_Work to do_:
Determine how many lines hold "military" and give only that number.

_Given information_:

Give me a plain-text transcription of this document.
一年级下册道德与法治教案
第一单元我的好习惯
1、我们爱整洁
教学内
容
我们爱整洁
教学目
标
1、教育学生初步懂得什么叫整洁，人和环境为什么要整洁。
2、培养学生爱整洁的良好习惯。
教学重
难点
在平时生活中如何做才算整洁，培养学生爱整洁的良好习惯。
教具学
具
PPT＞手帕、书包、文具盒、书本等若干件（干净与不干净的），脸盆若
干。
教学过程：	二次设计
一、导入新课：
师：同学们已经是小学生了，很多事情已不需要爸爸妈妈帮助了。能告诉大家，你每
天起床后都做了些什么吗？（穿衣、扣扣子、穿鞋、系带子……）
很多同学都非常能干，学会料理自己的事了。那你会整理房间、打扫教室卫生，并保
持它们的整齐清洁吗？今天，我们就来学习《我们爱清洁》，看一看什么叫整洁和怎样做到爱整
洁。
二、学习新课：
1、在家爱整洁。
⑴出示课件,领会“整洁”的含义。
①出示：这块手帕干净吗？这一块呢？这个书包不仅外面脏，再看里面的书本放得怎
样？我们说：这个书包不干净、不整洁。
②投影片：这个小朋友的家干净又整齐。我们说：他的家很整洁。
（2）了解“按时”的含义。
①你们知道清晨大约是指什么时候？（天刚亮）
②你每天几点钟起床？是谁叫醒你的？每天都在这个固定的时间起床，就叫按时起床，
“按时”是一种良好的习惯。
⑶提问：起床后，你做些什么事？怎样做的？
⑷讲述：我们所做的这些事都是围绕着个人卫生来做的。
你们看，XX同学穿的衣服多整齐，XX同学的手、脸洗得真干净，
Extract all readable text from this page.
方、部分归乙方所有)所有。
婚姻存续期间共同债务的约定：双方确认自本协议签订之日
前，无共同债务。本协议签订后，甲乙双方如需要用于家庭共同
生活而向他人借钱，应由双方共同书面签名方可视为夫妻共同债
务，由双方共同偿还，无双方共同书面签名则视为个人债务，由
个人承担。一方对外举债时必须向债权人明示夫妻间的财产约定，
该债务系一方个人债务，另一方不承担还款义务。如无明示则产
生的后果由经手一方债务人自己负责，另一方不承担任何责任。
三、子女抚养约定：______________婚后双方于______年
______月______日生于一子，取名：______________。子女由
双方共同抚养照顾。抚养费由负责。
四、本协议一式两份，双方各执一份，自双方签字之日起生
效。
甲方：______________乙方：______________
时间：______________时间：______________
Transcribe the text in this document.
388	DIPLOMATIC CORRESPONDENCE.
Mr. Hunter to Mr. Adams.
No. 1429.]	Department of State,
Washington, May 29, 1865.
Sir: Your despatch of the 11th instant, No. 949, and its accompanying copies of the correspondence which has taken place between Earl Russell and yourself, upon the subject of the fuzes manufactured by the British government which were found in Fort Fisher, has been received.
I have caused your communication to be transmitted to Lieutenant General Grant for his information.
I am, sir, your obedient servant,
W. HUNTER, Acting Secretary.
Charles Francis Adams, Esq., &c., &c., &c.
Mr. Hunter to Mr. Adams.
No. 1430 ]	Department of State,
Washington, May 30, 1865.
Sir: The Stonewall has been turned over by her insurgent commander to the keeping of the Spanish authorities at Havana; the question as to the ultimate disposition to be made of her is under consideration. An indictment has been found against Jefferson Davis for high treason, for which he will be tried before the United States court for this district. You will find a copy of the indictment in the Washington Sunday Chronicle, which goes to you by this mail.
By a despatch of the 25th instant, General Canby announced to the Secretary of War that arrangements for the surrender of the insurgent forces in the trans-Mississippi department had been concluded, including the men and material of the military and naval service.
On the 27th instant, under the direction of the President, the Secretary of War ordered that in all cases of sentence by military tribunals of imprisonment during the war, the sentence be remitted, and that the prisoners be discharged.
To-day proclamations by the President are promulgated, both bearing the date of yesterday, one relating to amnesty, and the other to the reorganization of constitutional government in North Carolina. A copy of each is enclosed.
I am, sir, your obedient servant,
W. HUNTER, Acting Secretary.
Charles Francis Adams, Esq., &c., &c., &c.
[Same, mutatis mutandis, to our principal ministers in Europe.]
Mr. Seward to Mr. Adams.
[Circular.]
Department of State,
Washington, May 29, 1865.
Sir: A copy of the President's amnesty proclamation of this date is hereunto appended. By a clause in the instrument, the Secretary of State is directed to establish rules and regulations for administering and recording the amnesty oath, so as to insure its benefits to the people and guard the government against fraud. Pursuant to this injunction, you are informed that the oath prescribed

_Exercise answer_:
2